Patience is a virtue. In my post-covid blues state, off work and with not much else to be getting on with, I cut the remaining pieces needed to finish the job. Similar to all great works of art, from a distance the integrity and the beauty remains intact. Get close though, dangerously close, and all its shortcomings will become apparent. I therefore ask that you only inspect the floor using your regular eyes, possibly from six feet away, wearing a pair of sunglasses and being distracted by genies.

I don’t think that’s asking too much?

When is a saga not a saga? When it’s a… ragu. No, it’s still not coming to me.

Avatar The smart man cometh

Welcome to a story that starts off well, gets a bit bad and then goes all grand mal on your ass before you realise what’s happening.

I’m a nerd. I’m sorry to hit you with that reality but I’m not the cool guy you thought I was. I know that I dazzle you all with my endless tales of motorcycles, bar fights, chicks and umm cool stuff however in reality it is the complete opposite. My nerdity stretches to almost all levels of nerdom (although I’ve yet to play a proper game of D & D and I’m not ready to quite drop my trousers and start collecting Magic: The Gathering cards) although recently, and for the last few years, it has settled in v. game town.

TASK TO CARRY OUT: Carry the blog post about the floor job and the writer's nerdiness further, starting after its final sentence. The lines that come next have no connection to the blog post above.

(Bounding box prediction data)
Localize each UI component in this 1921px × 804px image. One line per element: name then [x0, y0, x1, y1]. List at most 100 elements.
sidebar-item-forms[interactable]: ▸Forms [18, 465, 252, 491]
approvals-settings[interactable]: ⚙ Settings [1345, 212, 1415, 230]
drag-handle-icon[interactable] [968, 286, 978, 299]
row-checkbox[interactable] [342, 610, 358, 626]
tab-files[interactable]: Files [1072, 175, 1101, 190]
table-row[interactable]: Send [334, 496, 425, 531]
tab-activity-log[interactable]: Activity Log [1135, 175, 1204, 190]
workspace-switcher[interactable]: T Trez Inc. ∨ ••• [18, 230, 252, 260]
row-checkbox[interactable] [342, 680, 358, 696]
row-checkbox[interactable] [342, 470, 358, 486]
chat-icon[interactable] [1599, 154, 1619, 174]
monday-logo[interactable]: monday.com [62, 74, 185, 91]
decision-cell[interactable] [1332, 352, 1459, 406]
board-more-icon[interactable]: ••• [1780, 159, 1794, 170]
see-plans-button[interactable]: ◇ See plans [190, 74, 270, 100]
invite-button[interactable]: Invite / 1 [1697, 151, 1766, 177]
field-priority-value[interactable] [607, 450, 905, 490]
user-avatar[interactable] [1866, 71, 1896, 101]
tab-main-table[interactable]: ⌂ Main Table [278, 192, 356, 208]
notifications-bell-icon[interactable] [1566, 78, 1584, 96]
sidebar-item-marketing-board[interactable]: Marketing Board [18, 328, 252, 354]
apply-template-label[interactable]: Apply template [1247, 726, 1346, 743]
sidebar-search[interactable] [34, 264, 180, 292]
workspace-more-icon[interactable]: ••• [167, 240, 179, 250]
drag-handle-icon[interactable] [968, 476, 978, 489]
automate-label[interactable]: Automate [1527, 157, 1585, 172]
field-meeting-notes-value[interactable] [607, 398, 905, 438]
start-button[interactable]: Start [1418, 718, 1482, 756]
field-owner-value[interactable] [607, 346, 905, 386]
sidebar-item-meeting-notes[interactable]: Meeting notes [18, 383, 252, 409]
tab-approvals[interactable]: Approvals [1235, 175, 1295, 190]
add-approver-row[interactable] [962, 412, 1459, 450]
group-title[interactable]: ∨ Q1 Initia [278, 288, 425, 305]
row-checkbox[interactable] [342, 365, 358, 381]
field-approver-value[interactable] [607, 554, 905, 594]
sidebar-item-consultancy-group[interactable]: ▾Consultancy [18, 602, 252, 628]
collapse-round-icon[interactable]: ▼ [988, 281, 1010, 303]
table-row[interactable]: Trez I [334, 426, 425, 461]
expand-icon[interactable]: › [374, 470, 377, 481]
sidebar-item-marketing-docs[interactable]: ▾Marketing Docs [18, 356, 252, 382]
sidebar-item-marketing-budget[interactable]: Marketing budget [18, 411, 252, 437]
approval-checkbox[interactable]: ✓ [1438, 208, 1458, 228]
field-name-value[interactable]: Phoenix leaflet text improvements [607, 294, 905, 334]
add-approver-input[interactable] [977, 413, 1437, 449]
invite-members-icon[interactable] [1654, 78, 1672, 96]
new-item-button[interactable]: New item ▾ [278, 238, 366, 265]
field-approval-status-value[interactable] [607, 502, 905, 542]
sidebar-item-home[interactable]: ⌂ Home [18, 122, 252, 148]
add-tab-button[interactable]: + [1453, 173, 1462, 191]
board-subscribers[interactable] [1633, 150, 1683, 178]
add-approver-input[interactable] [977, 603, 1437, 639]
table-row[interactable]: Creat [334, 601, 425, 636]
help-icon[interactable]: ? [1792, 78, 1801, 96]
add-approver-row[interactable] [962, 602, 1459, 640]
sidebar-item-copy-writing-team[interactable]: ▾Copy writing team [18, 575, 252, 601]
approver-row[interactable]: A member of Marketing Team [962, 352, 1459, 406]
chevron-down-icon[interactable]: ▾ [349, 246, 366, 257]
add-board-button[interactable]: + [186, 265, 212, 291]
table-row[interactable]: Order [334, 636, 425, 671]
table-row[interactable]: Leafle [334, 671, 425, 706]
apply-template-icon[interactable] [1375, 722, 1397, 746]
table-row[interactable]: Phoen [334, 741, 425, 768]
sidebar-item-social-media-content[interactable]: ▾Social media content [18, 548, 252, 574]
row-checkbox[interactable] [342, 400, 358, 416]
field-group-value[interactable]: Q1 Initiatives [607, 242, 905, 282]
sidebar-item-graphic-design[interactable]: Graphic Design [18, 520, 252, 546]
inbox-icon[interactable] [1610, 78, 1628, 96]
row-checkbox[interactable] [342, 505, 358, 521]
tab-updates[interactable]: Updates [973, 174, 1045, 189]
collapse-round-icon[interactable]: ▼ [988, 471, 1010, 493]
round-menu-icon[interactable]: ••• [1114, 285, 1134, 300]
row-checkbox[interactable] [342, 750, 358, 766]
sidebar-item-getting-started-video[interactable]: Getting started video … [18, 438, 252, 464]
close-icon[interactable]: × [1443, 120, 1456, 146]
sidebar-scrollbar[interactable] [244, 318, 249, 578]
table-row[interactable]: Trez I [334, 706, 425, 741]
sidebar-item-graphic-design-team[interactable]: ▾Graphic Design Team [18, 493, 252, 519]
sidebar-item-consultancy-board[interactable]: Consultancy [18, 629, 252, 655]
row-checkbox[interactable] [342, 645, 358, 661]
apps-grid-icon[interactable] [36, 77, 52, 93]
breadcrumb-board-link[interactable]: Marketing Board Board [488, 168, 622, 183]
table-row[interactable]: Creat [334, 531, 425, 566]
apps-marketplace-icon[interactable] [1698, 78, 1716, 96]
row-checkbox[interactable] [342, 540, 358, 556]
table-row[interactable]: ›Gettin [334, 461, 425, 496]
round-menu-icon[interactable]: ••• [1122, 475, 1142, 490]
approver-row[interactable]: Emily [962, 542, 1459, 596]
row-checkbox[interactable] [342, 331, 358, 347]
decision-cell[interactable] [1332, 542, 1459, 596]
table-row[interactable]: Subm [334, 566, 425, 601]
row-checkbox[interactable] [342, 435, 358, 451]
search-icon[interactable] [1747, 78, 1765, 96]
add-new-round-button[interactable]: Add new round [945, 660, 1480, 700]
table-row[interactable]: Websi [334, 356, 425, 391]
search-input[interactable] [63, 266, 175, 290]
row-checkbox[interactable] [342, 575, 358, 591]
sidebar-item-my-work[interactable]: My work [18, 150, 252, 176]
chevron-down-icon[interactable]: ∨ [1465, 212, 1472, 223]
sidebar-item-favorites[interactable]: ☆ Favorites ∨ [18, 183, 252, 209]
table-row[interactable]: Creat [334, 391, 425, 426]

ANSWER SECTION:
I collect for a huge range of systems. The Sony PSP, the slightly older, less attractive handheld cousin of the PS Vita, has a large library and currently most of the games are dirt cheap. We’re talking cup of coffee and a toffee crisp prices here, people. We’re talking a day ticket on the bus with all the trimmings (you know, some have TVs that don’t work and some have a USB port so you can charge your phone because it’s an electric bus and it’s the FUTURE). There will always be rarer titles as there is for every console and it is here we find me with an idea.

The PSP isn’t region locked meaning you can buy a game from the other side of the world and it will run on your machine. There’s a game I’ve had my eye on that only ever keeps going up in price in the UK so, in a flash of brilliance, I check a used video game website in the US that I’ve used previously. Lo and behold there it is, in stock and about twenty quid cheaper overall. I know there’ll be postage and import tax to pay yet it’s too enticing to ignore. Surely this is a good idea and nothing can go wrong. This is the loophole that will see me through to the good side of the fence. I go to the basket only to be told that the website doesn’t post to the UK anymore.

Sniff sniff, can you smell that? If you can, it’s probably Brexit.

Foiled and a little crestfallen I mull over this for a day or two. Then it hits me, a second brainwave. Twice in one lifetime? When you’re hot, you’re hot! There’s a website where you can order anything from the US and have it sent to a shipping depot in the US, they’ll then reroute it to your address in the UK and sort out the tax and everything else at the same time. This is too good to be true, right? Right?

My fingers are already going, it’s ordered and paid for. I get the notification that my parcel is on its way to the depot. I am the Thriftmaster. Thrifting is my middle name. Bow before me, peasants, for I am both the king of the Co-op and king of the thrift.

I go to create the shipping request. Duties and tax are reasonable, of course there’s VAT and… the shipping method. The cheapest option available is a little over thirty dollars. Taking into account the aforementioned other charges, this will now put the total cost of getting the fucker to my address in the UK ten dollars more than I actually paid for the game.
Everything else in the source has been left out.